### WHAT TO WORK ON
Find each line containing the string "JSON". Copy it.
DATA SECTION start
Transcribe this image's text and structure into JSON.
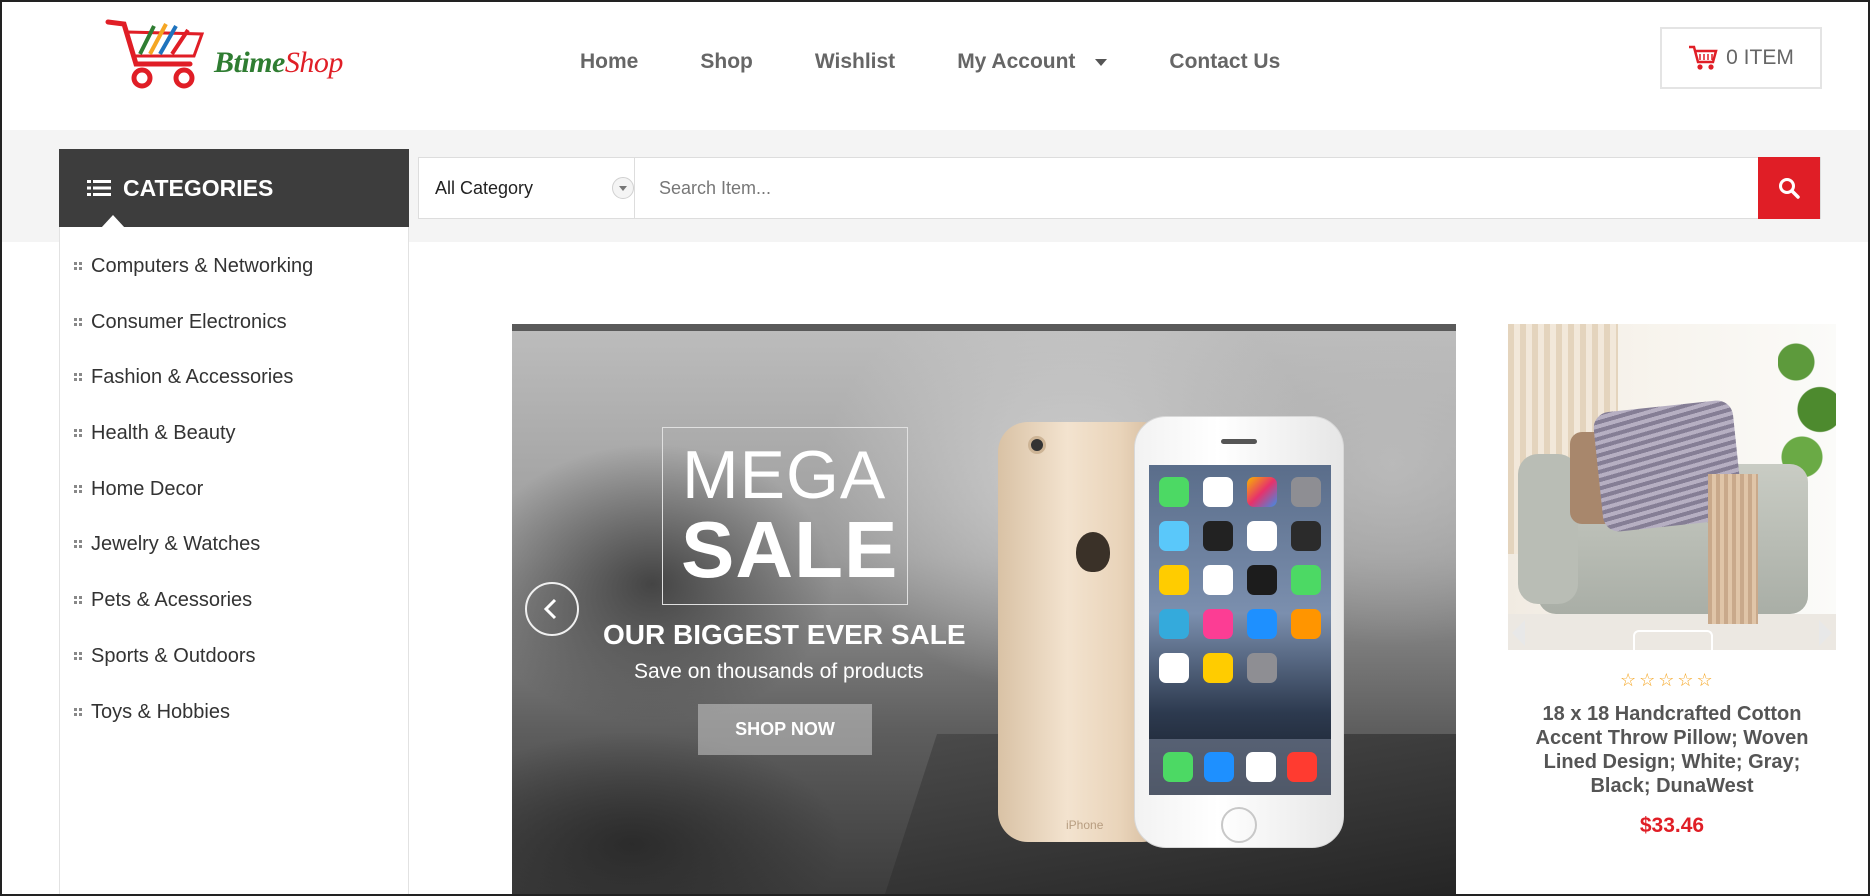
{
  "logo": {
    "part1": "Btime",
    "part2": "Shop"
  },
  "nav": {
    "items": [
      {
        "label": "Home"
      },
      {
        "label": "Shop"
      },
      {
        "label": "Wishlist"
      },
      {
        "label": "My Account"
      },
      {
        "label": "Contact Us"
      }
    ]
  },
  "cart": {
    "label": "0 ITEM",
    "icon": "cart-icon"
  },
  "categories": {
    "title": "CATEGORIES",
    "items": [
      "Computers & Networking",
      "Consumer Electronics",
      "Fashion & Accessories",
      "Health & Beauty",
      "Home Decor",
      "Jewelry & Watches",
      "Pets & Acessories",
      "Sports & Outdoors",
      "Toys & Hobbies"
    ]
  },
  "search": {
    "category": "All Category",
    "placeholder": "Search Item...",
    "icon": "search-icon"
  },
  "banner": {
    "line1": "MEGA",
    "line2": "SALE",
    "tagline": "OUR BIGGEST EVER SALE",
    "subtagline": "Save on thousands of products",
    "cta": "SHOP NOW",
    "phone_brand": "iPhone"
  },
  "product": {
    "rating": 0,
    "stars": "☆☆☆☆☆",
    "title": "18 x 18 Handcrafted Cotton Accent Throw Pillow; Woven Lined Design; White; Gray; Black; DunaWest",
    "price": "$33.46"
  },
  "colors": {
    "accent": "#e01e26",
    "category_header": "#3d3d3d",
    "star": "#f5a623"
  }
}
DATA SECTION end
DATA SECTION start
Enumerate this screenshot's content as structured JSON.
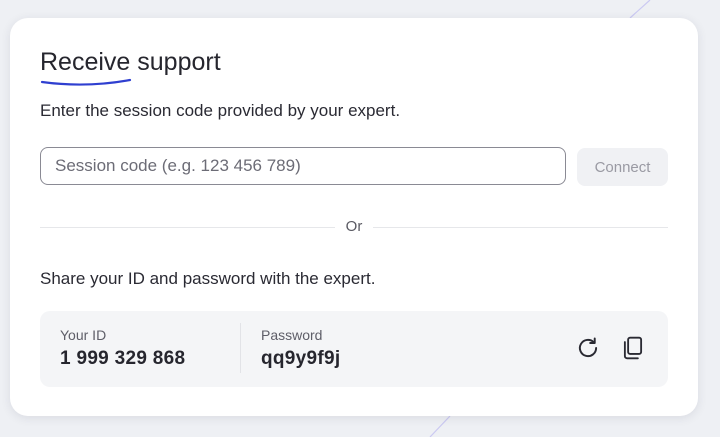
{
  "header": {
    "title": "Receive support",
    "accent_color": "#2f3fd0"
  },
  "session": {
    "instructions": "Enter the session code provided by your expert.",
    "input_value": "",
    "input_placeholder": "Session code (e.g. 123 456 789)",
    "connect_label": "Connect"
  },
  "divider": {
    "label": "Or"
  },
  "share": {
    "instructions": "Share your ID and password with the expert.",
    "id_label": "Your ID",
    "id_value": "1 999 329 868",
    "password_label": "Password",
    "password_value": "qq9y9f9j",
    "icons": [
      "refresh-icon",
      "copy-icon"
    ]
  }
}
DATA SECTION end
### WRITTEN REPLY
Transcribe this image's text and structure into JSON.
Enumerate this screenshot's content as structured JSON.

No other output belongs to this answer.